Required work: Output the material below in its entirety, exactly as given.

Records for the exercise:
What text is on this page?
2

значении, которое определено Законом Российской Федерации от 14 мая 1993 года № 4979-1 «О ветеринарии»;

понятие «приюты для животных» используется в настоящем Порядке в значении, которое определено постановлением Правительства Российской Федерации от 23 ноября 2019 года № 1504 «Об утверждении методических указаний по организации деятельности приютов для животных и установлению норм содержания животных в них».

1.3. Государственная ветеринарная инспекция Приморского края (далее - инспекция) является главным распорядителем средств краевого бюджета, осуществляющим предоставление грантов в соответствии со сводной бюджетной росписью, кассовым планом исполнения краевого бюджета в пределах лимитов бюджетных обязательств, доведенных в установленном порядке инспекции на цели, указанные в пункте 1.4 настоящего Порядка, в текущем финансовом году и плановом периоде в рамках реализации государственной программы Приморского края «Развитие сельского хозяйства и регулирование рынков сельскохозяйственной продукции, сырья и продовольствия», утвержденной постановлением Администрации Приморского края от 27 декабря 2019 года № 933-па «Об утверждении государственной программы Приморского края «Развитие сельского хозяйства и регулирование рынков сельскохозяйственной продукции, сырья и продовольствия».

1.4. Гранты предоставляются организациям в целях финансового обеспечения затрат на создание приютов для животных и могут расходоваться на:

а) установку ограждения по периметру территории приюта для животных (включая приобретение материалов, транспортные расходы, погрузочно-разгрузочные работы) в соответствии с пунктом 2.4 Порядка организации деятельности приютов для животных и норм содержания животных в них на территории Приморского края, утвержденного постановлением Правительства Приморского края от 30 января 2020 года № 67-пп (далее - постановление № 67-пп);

Finished task:
What text is on this page?
2

значении, которое определено Законом Российской Федерации от 14 мая 1993 года № 4979-1 «О ветеринарии»;

понятие «приюты для животных» используется в настоящем Порядке в значении, которое определено постановлением Правительства Российской Федерации от 23 ноября 2019 года № 1504 «Об утверждении методических указаний по организации деятельности приютов для животных и установлению норм содержания животных в них».

1.3. Государственная ветеринарная инспекция Приморского края (далее - инспекция) является главным распорядителем средств краевого бюджета, осуществляющим предоставление грантов в соответствии со сводной бюджетной росписью, кассовым планом исполнения краевого бюджета в пределах лимитов бюджетных обязательств, доведенных в установленном порядке инспекции на цели, указанные в пункте 1.4 настоящего Порядка, в текущем финансовом году и плановом периоде в рамках реализации государственной программы Приморского края «Развитие сельского хозяйства и регулирование рынков сельскохозяйственной продукции, сырья и продовольствия», утвержденной постановлением Администрации Приморского края от 27 декабря 2019 года № 933-па «Об утверждении государственной программы Приморского края «Развитие сельского хозяйства и регулирование рынков сельскохозяйственной продукции, сырья и продовольствия».

1.4. Гранты предоставляются организациям в целях финансового обеспечения затрат на создание приютов для животных и могут расходоваться на:

а) установку ограждения по периметру территории приюта для животных (включая приобретение материалов, транспортные расходы, погрузочно-разгрузочные работы) в соответствии с пунктом 2.4 Порядка организации деятельности приютов для животных и норм содержания животных в них на территории Приморского края, утвержденного постановлением Правительства Приморского края от 30 января 2020 года № 67-пп (далее - постановление № 67-пп);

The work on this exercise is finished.